[Written request] Your task is to transcribe the data in full.

[Dataset rows]
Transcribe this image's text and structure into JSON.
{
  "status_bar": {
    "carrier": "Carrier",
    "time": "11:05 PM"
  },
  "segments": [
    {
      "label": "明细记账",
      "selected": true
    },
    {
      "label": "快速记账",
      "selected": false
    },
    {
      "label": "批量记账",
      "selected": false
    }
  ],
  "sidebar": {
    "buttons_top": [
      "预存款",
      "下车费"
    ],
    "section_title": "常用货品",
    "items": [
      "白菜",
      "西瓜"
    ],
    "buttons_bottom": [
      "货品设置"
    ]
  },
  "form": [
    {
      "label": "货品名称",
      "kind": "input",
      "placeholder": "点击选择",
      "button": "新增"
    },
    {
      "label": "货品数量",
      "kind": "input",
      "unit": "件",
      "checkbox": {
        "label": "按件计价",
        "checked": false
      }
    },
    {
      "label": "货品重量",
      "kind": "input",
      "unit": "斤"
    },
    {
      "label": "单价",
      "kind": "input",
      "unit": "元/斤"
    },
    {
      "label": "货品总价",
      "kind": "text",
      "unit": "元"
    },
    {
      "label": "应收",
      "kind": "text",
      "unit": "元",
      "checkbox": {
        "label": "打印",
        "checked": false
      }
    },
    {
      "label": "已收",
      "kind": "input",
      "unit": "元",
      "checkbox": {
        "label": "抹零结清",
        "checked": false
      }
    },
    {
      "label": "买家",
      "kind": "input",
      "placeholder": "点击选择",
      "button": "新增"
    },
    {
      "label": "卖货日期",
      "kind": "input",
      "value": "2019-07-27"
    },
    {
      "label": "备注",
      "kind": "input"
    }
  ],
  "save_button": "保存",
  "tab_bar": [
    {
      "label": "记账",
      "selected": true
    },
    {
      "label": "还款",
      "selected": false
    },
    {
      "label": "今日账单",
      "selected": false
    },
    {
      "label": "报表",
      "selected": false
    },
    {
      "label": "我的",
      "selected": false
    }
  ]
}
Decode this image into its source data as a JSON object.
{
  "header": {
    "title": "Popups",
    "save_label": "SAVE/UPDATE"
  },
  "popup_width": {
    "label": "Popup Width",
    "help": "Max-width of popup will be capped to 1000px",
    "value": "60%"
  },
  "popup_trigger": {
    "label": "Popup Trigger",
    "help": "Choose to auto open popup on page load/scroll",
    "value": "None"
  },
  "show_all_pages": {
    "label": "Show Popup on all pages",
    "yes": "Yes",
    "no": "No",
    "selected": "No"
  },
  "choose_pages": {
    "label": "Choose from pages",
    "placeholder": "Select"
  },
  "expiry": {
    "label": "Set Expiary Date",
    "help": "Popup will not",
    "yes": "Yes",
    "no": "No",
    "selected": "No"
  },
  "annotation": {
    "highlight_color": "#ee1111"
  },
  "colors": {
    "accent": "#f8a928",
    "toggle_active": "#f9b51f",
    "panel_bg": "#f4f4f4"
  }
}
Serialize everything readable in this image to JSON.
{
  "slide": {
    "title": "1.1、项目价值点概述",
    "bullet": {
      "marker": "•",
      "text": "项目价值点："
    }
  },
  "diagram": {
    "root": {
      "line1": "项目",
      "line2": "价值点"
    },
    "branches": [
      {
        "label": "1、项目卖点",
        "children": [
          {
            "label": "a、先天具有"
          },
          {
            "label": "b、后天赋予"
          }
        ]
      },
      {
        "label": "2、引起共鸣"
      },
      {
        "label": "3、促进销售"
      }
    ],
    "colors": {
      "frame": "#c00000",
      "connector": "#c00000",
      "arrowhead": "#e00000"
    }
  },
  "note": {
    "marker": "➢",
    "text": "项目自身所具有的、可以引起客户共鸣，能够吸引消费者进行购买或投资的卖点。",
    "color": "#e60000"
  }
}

[Exercise solution]
Transcribe this image's text and structure into JSON.
{
  "status_bar": {
    "carrier": "Carrier",
    "time": "11:05 PM"
  },
  "segments": [
    {
      "label": "明细记账",
      "selected": true
    },
    {
      "label": "快速记账",
      "selected": false
    },
    {
      "label": "批量记账",
      "selected": false
    }
  ],
  "sidebar": {
    "buttons_top": [
      "预存款",
      "下车费"
    ],
    "section_title": "常用货品",
    "items": [
      "白菜",
      "西瓜"
    ],
    "buttons_bottom": [
      "货品设置"
    ]
  },
  "form": [
    {
      "label": "货品名称",
      "kind": "input",
      "placeholder": "点击选择",
      "button": "新增"
    },
    {
      "label": "货品数量",
      "kind": "input",
      "unit": "件",
      "checkbox": {
        "label": "按件计价",
        "checked": false
      }
    },
    {
      "label": "货品重量",
      "kind": "input",
      "unit": "斤"
    },
    {
      "label": "单价",
      "kind": "input",
      "unit": "元/斤"
    },
    {
      "label": "货品总价",
      "kind": "text",
      "unit": "元"
    },
    {
      "label": "应收",
      "kind": "text",
      "unit": "元",
      "checkbox": {
        "label": "打印",
        "checked": false
      }
    },
    {
      "label": "已收",
      "kind": "input",
      "unit": "元",
      "checkbox": {
        "label": "抹零结清",
        "checked": false
      }
    },
    {
      "label": "买家",
      "kind": "input",
      "placeholder": "点击选择",
      "button": "新增"
    },
    {
      "label": "卖货日期",
      "kind": "input",
      "value": "2019-07-27"
    },
    {
      "label": "备注",
      "kind": "input"
    }
  ],
  "save_button": "保存",
  "tab_bar": [
    {
      "label": "记账",
      "selected": true
    },
    {
      "label": "还款",
      "selected": false
    },
    {
      "label": "今日账单",
      "selected": false
    },
    {
      "label": "报表",
      "selected": false
    },
    {
      "label": "我的",
      "selected": false
    }
  ]
}
Decode this image into its source data as a JSON object.
{
  "header": {
    "title": "Popups",
    "save_label": "SAVE/UPDATE"
  },
  "popup_width": {
    "label": "Popup Width",
    "help": "Max-width of popup will be capped to 1000px",
    "value": "60%"
  },
  "popup_trigger": {
    "label": "Popup Trigger",
    "help": "Choose to auto open popup on page load/scroll",
    "value": "None"
  },
  "show_all_pages": {
    "label": "Show Popup on all pages",
    "yes": "Yes",
    "no": "No",
    "selected": "No"
  },
  "choose_pages": {
    "label": "Choose from pages",
    "placeholder": "Select"
  },
  "expiry": {
    "label": "Set Expiary Date",
    "help": "Popup will not",
    "yes": "Yes",
    "no": "No",
    "selected": "No"
  },
  "annotation": {
    "highlight_color": "#ee1111"
  },
  "colors": {
    "accent": "#f8a928",
    "toggle_active": "#f9b51f",
    "panel_bg": "#f4f4f4"
  }
}
Serialize everything readable in this image to JSON.
{
  "slide": {
    "title": "1.1、项目价值点概述",
    "bullet": {
      "marker": "•",
      "text": "项目价值点："
    }
  },
  "diagram": {
    "root": {
      "line1": "项目",
      "line2": "价值点"
    },
    "branches": [
      {
        "label": "1、项目卖点",
        "children": [
          {
            "label": "a、先天具有"
          },
          {
            "label": "b、后天赋予"
          }
        ]
      },
      {
        "label": "2、引起共鸣"
      },
      {
        "label": "3、促进销售"
      }
    ],
    "colors": {
      "frame": "#c00000",
      "connector": "#c00000",
      "arrowhead": "#e00000"
    }
  },
  "note": {
    "marker": "➢",
    "text": "项目自身所具有的、可以引起客户共鸣，能够吸引消费者进行购买或投资的卖点。",
    "color": "#e60000"
  }
}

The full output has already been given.